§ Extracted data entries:
★ ★ ★ ★ ★
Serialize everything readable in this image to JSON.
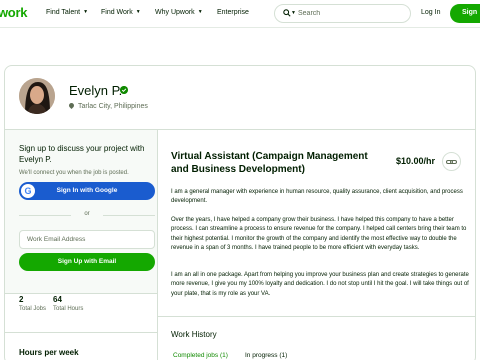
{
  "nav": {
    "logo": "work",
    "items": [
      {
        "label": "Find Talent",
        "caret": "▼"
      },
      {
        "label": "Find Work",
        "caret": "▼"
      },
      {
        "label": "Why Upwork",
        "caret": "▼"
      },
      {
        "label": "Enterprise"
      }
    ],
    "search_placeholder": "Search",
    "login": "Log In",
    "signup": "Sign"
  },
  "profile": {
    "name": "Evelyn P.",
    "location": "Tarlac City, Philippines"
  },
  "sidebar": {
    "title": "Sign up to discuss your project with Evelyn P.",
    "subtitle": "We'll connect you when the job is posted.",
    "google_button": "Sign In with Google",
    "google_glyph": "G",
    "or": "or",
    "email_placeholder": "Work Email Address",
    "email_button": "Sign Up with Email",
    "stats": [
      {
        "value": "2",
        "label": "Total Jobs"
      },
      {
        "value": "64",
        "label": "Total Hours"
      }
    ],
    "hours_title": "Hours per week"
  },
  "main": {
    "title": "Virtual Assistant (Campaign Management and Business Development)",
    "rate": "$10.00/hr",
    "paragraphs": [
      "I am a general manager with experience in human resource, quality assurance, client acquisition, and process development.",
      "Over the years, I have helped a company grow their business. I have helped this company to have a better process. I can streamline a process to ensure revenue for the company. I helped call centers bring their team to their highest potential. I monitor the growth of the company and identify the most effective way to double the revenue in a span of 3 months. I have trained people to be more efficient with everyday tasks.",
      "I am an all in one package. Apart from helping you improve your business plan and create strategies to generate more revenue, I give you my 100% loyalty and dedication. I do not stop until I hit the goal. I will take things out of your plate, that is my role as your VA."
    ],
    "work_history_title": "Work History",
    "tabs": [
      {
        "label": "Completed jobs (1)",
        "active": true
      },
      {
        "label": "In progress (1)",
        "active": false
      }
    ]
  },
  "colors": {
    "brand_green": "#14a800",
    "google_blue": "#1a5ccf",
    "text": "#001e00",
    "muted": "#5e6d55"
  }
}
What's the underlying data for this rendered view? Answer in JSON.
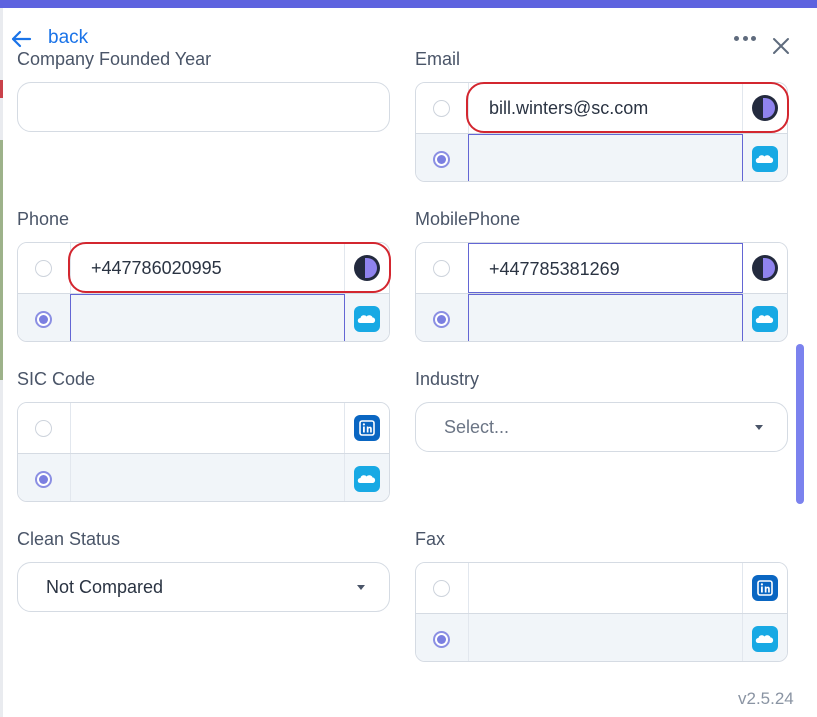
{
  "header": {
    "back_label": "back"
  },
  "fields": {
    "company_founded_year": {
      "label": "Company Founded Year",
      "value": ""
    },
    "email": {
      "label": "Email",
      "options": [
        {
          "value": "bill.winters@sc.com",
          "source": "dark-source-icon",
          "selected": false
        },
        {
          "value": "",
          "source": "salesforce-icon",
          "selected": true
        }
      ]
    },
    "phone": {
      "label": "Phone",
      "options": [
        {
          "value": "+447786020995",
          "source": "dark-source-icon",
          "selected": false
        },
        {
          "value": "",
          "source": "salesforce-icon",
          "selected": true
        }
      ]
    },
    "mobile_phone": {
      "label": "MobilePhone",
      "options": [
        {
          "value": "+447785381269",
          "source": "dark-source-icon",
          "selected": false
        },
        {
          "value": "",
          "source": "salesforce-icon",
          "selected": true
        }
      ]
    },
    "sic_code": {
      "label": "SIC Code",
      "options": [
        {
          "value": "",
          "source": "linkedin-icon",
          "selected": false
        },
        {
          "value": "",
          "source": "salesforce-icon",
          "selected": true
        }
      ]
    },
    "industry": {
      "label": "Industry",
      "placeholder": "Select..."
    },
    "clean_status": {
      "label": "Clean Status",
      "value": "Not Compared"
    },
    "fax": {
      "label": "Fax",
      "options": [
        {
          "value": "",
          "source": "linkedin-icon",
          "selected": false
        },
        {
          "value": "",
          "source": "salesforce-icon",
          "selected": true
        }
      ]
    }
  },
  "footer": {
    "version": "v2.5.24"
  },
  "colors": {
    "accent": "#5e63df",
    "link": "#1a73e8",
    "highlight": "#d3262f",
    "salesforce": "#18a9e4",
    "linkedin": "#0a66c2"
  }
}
★ ★ ★ ★ ★
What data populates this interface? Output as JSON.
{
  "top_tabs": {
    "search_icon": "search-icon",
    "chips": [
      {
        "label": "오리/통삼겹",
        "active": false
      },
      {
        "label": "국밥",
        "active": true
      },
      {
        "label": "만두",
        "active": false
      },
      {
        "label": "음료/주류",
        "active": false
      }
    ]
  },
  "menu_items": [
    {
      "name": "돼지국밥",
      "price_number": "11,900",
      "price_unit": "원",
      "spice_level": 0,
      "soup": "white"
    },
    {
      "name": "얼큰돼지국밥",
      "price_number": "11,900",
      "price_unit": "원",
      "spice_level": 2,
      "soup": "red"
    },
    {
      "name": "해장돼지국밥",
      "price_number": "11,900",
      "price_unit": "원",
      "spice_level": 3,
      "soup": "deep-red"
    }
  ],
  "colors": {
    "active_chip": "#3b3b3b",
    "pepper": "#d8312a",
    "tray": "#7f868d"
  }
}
★ ★ ★ ★ ★
§ WORK TO COMPLETE: Only the number is wanted: how many lines in the data include the string "name"?

§ SOLVED PROBLEM: 4